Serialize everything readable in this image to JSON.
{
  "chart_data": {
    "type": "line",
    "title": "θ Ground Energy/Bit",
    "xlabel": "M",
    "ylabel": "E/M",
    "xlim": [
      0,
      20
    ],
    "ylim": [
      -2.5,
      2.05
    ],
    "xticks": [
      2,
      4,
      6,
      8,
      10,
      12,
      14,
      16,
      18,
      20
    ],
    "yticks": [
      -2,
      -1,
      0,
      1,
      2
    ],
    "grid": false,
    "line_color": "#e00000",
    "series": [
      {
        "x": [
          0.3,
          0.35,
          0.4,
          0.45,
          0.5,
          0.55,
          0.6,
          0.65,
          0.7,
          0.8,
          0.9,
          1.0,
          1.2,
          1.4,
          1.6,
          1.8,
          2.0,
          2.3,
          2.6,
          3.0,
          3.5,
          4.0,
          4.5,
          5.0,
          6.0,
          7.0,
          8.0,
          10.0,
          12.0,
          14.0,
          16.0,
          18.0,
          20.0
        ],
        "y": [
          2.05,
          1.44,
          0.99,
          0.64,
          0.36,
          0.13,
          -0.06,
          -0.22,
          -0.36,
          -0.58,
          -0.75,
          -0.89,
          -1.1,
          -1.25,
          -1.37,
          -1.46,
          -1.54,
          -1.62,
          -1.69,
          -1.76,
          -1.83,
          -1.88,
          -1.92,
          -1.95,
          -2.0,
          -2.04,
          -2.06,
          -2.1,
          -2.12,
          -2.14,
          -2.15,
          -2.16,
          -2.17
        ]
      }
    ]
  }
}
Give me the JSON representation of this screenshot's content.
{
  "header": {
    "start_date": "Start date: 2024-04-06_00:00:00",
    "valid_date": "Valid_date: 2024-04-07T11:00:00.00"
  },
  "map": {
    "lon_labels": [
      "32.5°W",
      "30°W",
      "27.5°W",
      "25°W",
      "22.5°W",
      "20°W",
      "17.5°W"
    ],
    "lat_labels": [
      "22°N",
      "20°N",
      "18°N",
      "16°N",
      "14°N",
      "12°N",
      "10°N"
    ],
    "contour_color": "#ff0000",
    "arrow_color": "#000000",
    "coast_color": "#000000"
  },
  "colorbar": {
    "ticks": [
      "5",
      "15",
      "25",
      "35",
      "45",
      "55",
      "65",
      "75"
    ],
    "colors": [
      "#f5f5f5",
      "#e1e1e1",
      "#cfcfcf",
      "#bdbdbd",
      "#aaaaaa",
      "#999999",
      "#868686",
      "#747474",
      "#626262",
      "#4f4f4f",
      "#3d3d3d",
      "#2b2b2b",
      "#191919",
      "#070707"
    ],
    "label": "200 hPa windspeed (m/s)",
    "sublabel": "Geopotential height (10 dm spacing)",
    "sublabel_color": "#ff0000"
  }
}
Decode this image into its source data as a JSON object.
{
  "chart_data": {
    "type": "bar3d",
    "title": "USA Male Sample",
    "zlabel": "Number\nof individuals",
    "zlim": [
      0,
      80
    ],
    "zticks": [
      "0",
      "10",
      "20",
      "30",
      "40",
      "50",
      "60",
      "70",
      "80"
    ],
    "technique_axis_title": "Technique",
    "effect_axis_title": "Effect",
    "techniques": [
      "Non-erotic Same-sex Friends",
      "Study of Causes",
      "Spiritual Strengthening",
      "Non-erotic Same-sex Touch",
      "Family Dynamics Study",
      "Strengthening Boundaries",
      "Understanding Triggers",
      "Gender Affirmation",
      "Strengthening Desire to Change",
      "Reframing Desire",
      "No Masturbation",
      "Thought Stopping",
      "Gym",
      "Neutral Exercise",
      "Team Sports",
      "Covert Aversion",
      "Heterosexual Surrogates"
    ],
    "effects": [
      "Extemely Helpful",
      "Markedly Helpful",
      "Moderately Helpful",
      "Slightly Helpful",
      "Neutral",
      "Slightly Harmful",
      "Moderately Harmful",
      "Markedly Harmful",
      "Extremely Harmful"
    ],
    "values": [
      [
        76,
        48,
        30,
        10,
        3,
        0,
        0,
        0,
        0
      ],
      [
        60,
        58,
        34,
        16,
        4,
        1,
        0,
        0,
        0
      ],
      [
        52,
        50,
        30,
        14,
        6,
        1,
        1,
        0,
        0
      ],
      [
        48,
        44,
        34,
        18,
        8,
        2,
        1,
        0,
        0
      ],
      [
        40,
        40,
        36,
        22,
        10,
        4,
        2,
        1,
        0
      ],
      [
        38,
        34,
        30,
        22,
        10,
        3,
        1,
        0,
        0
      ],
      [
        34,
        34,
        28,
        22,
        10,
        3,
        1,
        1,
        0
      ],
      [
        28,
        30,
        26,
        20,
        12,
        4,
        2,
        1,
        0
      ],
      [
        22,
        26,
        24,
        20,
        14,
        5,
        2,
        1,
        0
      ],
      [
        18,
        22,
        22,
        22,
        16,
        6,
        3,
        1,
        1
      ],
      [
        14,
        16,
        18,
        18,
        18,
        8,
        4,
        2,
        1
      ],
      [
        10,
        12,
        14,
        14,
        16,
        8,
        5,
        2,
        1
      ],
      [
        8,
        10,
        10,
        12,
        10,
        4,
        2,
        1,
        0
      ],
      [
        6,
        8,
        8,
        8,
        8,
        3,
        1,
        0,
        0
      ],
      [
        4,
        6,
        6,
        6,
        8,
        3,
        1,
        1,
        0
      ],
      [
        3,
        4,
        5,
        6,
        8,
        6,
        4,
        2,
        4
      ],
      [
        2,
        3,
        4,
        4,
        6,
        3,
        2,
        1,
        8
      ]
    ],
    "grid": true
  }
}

════════

WHAT THE TASK ASKS =>
Extract the entries above verbatim.

FINAL ANSWER =>
Serialize everything readable in this image to JSON.
{
  "chart_data": {
    "type": "line",
    "title": "θ Ground Energy/Bit",
    "xlabel": "M",
    "ylabel": "E/M",
    "xlim": [
      0,
      20
    ],
    "ylim": [
      -2.5,
      2.05
    ],
    "xticks": [
      2,
      4,
      6,
      8,
      10,
      12,
      14,
      16,
      18,
      20
    ],
    "yticks": [
      -2,
      -1,
      0,
      1,
      2
    ],
    "grid": false,
    "line_color": "#e00000",
    "series": [
      {
        "x": [
          0.3,
          0.35,
          0.4,
          0.45,
          0.5,
          0.55,
          0.6,
          0.65,
          0.7,
          0.8,
          0.9,
          1.0,
          1.2,
          1.4,
          1.6,
          1.8,
          2.0,
          2.3,
          2.6,
          3.0,
          3.5,
          4.0,
          4.5,
          5.0,
          6.0,
          7.0,
          8.0,
          10.0,
          12.0,
          14.0,
          16.0,
          18.0,
          20.0
        ],
        "y": [
          2.05,
          1.44,
          0.99,
          0.64,
          0.36,
          0.13,
          -0.06,
          -0.22,
          -0.36,
          -0.58,
          -0.75,
          -0.89,
          -1.1,
          -1.25,
          -1.37,
          -1.46,
          -1.54,
          -1.62,
          -1.69,
          -1.76,
          -1.83,
          -1.88,
          -1.92,
          -1.95,
          -2.0,
          -2.04,
          -2.06,
          -2.1,
          -2.12,
          -2.14,
          -2.15,
          -2.16,
          -2.17
        ]
      }
    ]
  }
}
Give me the JSON representation of this screenshot's content.
{
  "header": {
    "start_date": "Start date: 2024-04-06_00:00:00",
    "valid_date": "Valid_date: 2024-04-07T11:00:00.00"
  },
  "map": {
    "lon_labels": [
      "32.5°W",
      "30°W",
      "27.5°W",
      "25°W",
      "22.5°W",
      "20°W",
      "17.5°W"
    ],
    "lat_labels": [
      "22°N",
      "20°N",
      "18°N",
      "16°N",
      "14°N",
      "12°N",
      "10°N"
    ],
    "contour_color": "#ff0000",
    "arrow_color": "#000000",
    "coast_color": "#000000"
  },
  "colorbar": {
    "ticks": [
      "5",
      "15",
      "25",
      "35",
      "45",
      "55",
      "65",
      "75"
    ],
    "colors": [
      "#f5f5f5",
      "#e1e1e1",
      "#cfcfcf",
      "#bdbdbd",
      "#aaaaaa",
      "#999999",
      "#868686",
      "#747474",
      "#626262",
      "#4f4f4f",
      "#3d3d3d",
      "#2b2b2b",
      "#191919",
      "#070707"
    ],
    "label": "200 hPa windspeed (m/s)",
    "sublabel": "Geopotential height (10 dm spacing)",
    "sublabel_color": "#ff0000"
  }
}
Decode this image into its source data as a JSON object.
{
  "chart_data": {
    "type": "bar3d",
    "title": "USA Male Sample",
    "zlabel": "Number\nof individuals",
    "zlim": [
      0,
      80
    ],
    "zticks": [
      "0",
      "10",
      "20",
      "30",
      "40",
      "50",
      "60",
      "70",
      "80"
    ],
    "technique_axis_title": "Technique",
    "effect_axis_title": "Effect",
    "techniques": [
      "Non-erotic Same-sex Friends",
      "Study of Causes",
      "Spiritual Strengthening",
      "Non-erotic Same-sex Touch",
      "Family Dynamics Study",
      "Strengthening Boundaries",
      "Understanding Triggers",
      "Gender Affirmation",
      "Strengthening Desire to Change",
      "Reframing Desire",
      "No Masturbation",
      "Thought Stopping",
      "Gym",
      "Neutral Exercise",
      "Team Sports",
      "Covert Aversion",
      "Heterosexual Surrogates"
    ],
    "effects": [
      "Extemely Helpful",
      "Markedly Helpful",
      "Moderately Helpful",
      "Slightly Helpful",
      "Neutral",
      "Slightly Harmful",
      "Moderately Harmful",
      "Markedly Harmful",
      "Extremely Harmful"
    ],
    "values": [
      [
        76,
        48,
        30,
        10,
        3,
        0,
        0,
        0,
        0
      ],
      [
        60,
        58,
        34,
        16,
        4,
        1,
        0,
        0,
        0
      ],
      [
        52,
        50,
        30,
        14,
        6,
        1,
        1,
        0,
        0
      ],
      [
        48,
        44,
        34,
        18,
        8,
        2,
        1,
        0,
        0
      ],
      [
        40,
        40,
        36,
        22,
        10,
        4,
        2,
        1,
        0
      ],
      [
        38,
        34,
        30,
        22,
        10,
        3,
        1,
        0,
        0
      ],
      [
        34,
        34,
        28,
        22,
        10,
        3,
        1,
        1,
        0
      ],
      [
        28,
        30,
        26,
        20,
        12,
        4,
        2,
        1,
        0
      ],
      [
        22,
        26,
        24,
        20,
        14,
        5,
        2,
        1,
        0
      ],
      [
        18,
        22,
        22,
        22,
        16,
        6,
        3,
        1,
        1
      ],
      [
        14,
        16,
        18,
        18,
        18,
        8,
        4,
        2,
        1
      ],
      [
        10,
        12,
        14,
        14,
        16,
        8,
        5,
        2,
        1
      ],
      [
        8,
        10,
        10,
        12,
        10,
        4,
        2,
        1,
        0
      ],
      [
        6,
        8,
        8,
        8,
        8,
        3,
        1,
        0,
        0
      ],
      [
        4,
        6,
        6,
        6,
        8,
        3,
        1,
        1,
        0
      ],
      [
        3,
        4,
        5,
        6,
        8,
        6,
        4,
        2,
        4
      ],
      [
        2,
        3,
        4,
        4,
        6,
        3,
        2,
        1,
        8
      ]
    ],
    "grid": true
  }
}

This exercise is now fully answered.